***** Stored records *****
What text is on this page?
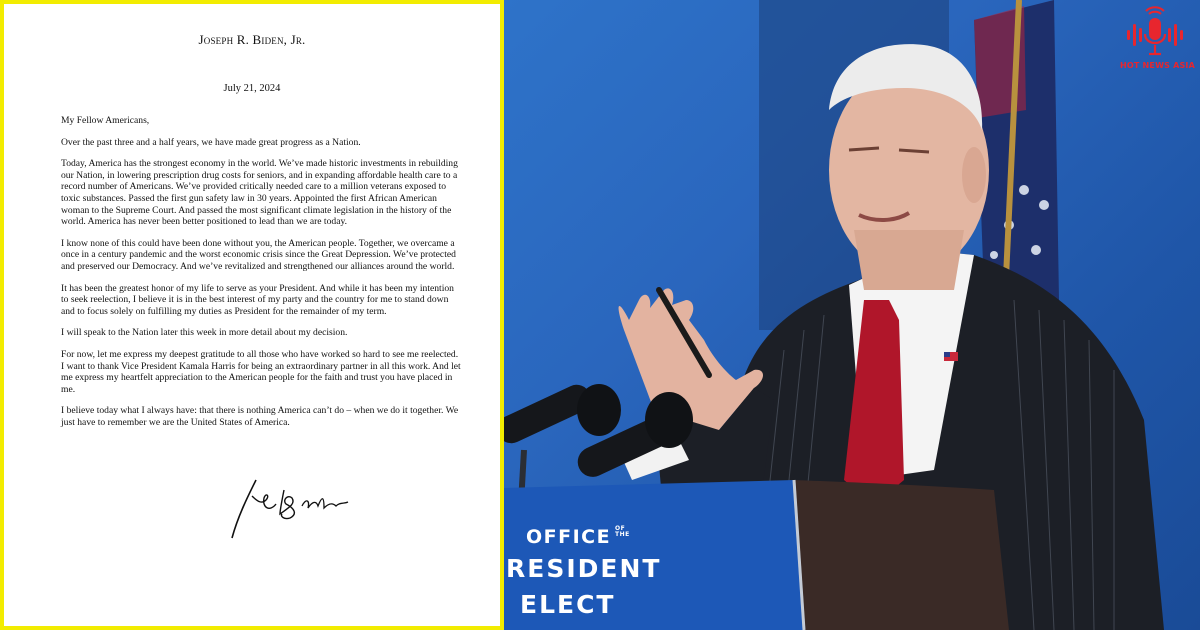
Joseph R. Biden, Jr.
July 21, 2024

My Fellow Americans,

Over the past three and a half years, we have made great progress as a Nation.

Today, America has the strongest economy in the world. We’ve made historic investments in rebuilding our Nation, in lowering prescription drug costs for seniors, and in expanding affordable health care to a record number of Americans. We’ve provided critically needed care to a million veterans exposed to toxic substances. Passed the first gun safety law in 30 years. Appointed the first African American woman to the Supreme Court. And passed the most significant climate legislation in the history of the world. America has never been better positioned to lead than we are today.

I know none of this could have been done without you, the American people. Together, we overcame a once in a century pandemic and the worst economic crisis since the Great Depression. We’ve protected and preserved our Democracy. And we’ve revitalized and strengthened our alliances around the world.

It has been the greatest honor of my life to serve as your President. And while it has been my intention to seek reelection, I believe it is in the best interest of my party and the country for me to stand down and to focus solely on fulfilling my duties as President for the remainder of my term.

I will speak to the Nation later this week in more detail about my decision.

For now, let me express my deepest gratitude to all those who have worked so hard to see me reelected. I want to thank Vice President Kamala Harris for being an extraordinary partner in all this work. And let me express my heartfelt appreciation to the American people for the faith and trust you have placed in me.

I believe today what I always have: that there is nothing America can’t do – when we do it together. We just have to remember we are the United States of America.

OFFICE OF
THE
RESIDENT
ELECT
HOT NEWS ASIA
*****
_Task instructions_:
The records above must be printed exactly; the pictures stay out.

_Full response_:
What text is on this page?
Joseph R. Biden, Jr.
July 21, 2024

My Fellow Americans,

Over the past three and a half years, we have made great progress as a Nation.

Today, America has the strongest economy in the world. We’ve made historic investments in rebuilding our Nation, in lowering prescription drug costs for seniors, and in expanding affordable health care to a record number of Americans. We’ve provided critically needed care to a million veterans exposed to toxic substances. Passed the first gun safety law in 30 years. Appointed the first African American woman to the Supreme Court. And passed the most significant climate legislation in the history of the world. America has never been better positioned to lead than we are today.

I know none of this could have been done without you, the American people. Together, we overcame a once in a century pandemic and the worst economic crisis since the Great Depression. We’ve protected and preserved our Democracy. And we’ve revitalized and strengthened our alliances around the world.

It has been the greatest honor of my life to serve as your President. And while it has been my intention to seek reelection, I believe it is in the best interest of my party and the country for me to stand down and to focus solely on fulfilling my duties as President for the remainder of my term.

I will speak to the Nation later this week in more detail about my decision.

For now, let me express my deepest gratitude to all those who have worked so hard to see me reelected. I want to thank Vice President Kamala Harris for being an extraordinary partner in all this work. And let me express my heartfelt appreciation to the American people for the faith and trust you have placed in me.

I believe today what I always have: that there is nothing America can’t do – when we do it together. We just have to remember we are the United States of America.

OFFICE OF
THE
RESIDENT
ELECT
HOT NEWS ASIA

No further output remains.